-- Reading passage start --
For each country, in the database, we will calculate
- total number of customers
- total value of sales
- average value of sales per customer
- average order value

In [6]:
%%sql

/* linking customer and invoice tables */
WITH cst_inv AS
(
    SELECT 
        CASE
            WHEN
                (
                    SELECT COUNT(*)
                    FROM customer
                    WHERE country = cst.country
                ) = 1 THEN 'Others'
            ELSE cst.country
        END AS country_col,      
        cst.customer_id,
        SUM(inv.total) total,
        COUNT(inv.invoice_id) no_orders
    FROM customer cst
    INNER JOIN invoice inv ON cst.customer_id = inv.customer_id
    GROUP BY cst.customer_id
)

SELECT 
    country_col,
    COUNT(customer_id) total_no_customers,
    ROUND(SUM(CAST(total AS FLOAT)), 2) total_sales_USD,
    ROUND(SUM(CAST(total AS FLOAT)) / COUNT(customer_id), 2) avg_sales_customer,
    ROUND(SUM(CAST(total AS FLOAT)) / SUM(no_orders), 2) avg_order_val/* average order value = total sales / no of orders */
FROM
    (
        SELECT *,
            CASE
                WHEN country_col = 'Others' THEN 1
                ELSE 0
            END AS sort
        FROM cst_inv
    )
GROUP BY country_col
ORDER BY sort, 2 DESC;
    

Done.


country_col,total_no_customers,total_sales_USD,avg_sales_customer,avg_order_val
USA,13,1040.49,80.04,7.94
Canada,8,535.59,66.95,7.05
Brazil,5,427.68,85.54,7.01
France,5,389.07,77.81,7.78
Germany,4,334.62,83.66,8.16
United Kingdom,3,245.52,81.84,8.77
Czech Republic,2,273.24,136.62,9.11
India,2,183.15,91.57,8.72
Portugal,2,185.13,92.56,6.38
Others,15,1094.94,73.0,7.45


Everything looks good, except that there are many countries with only a single customer. It would be be good to
- Club all the countries with only a single customer into `Others` category
- This `Others` category should be listed at the last of the table

### Observations:
- By far, USA generates the bulk of sales followed by Canada and Brazil.
- It is interesting to know that countries of UK, Czech Republic and India have higher average sales / customer and average order values. However, it has to be noted that there are very few samples for these countries to formulate any kind of hypotheses.
- If we have some money, small surveys could be carried out in these countries to generate more data to make an informed decision

## 6. Business decision to change purchase strategy : Albums vs Individual Tracks
The Chinook store is setup in a way that allows customer to make purchases in one of the two ways:
- purchase a whole album
- purchase a collection of one or more individual tracks.

The store does not let customers purchase a whole album, and then add individual tracks to that same purchase (unless they do that by choosing each track manually). When customers purchase albums they are charged the same price as if they had purchased each of those tracks separately.
-- Reading passage end --
-- Extracted records start --
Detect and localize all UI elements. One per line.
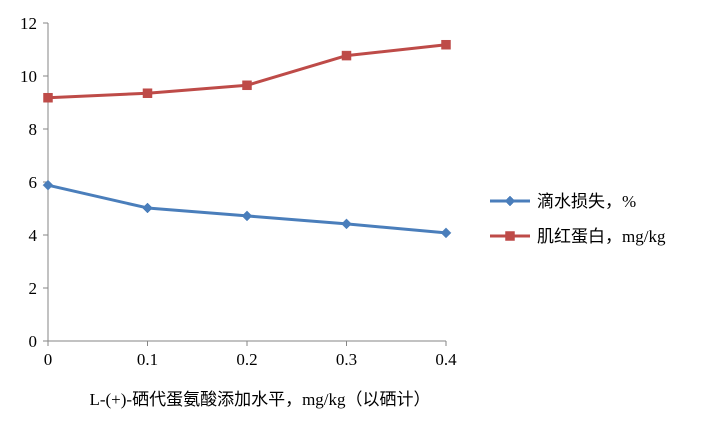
y-tick-label: 12 (20, 14, 37, 33)
x-tick-label: 0.4 (435, 350, 457, 369)
data-point-diamond (241, 210, 253, 222)
x-axis (47, 340, 447, 346)
y-tick-label: 0 (29, 332, 38, 351)
y-tick-label: 2 (29, 279, 38, 298)
legend-label: 滴水损失，% (537, 192, 636, 211)
y-tick-label: 8 (29, 120, 38, 139)
x-tick-label: 0.1 (137, 350, 158, 369)
data-point-diamond (42, 179, 54, 191)
data-point-diamond (142, 202, 153, 214)
legend: 滴水损失，% 肌红蛋白，mg/kg (490, 192, 666, 246)
legend-marker-square (505, 231, 515, 241)
legend-marker-diamond (504, 195, 516, 207)
data-point-square (142, 88, 153, 98)
data-point-square (242, 80, 252, 91)
series-2 (43, 39, 451, 103)
series-line-1 (47, 183, 447, 235)
x-tick-label: 0 (44, 350, 53, 369)
series-layer (42, 39, 452, 239)
x-tick-label: 0.2 (236, 350, 257, 369)
data-point-square (441, 39, 451, 50)
y-tick-label: 10 (20, 67, 37, 86)
x-tick-label: 0.3 (336, 350, 357, 369)
legend-item: 滴水损失，% (490, 192, 636, 211)
data-point-diamond (341, 218, 352, 230)
y-tick-labels: 0 2 4 6 8 10 12 (20, 14, 38, 351)
x-axis-title: L-(+)-硒代蛋氨酸添加水平，mg/kg（以硒计） (89, 390, 430, 409)
x-tick-labels: 0 0.1 0.2 0.3 0.4 (44, 350, 457, 369)
data-point-square (341, 50, 352, 61)
data-point-diamond (440, 227, 452, 239)
data-point-square (43, 92, 53, 103)
y-tick-label: 6 (29, 173, 38, 192)
series-1 (42, 179, 452, 239)
legend-item: 肌红蛋白，mg/kg (490, 227, 666, 246)
y-tick-label: 4 (29, 226, 38, 245)
legend-label: 肌红蛋白，mg/kg (537, 227, 666, 246)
-- Extracted records end --
What the task asks:
Answer these questions using the Chinook sales analysis, numbering each answer to match its question.
1. What average order value does the results table give for the Czech Republic?
2. Where in the table should the `Others` category be listed?
3. What price are customers charged when they purchase an album?

Task output:
1. 9.11
2. At the end (last) of the table.
3. The same price as if they had purchased each of the album's tracks separately.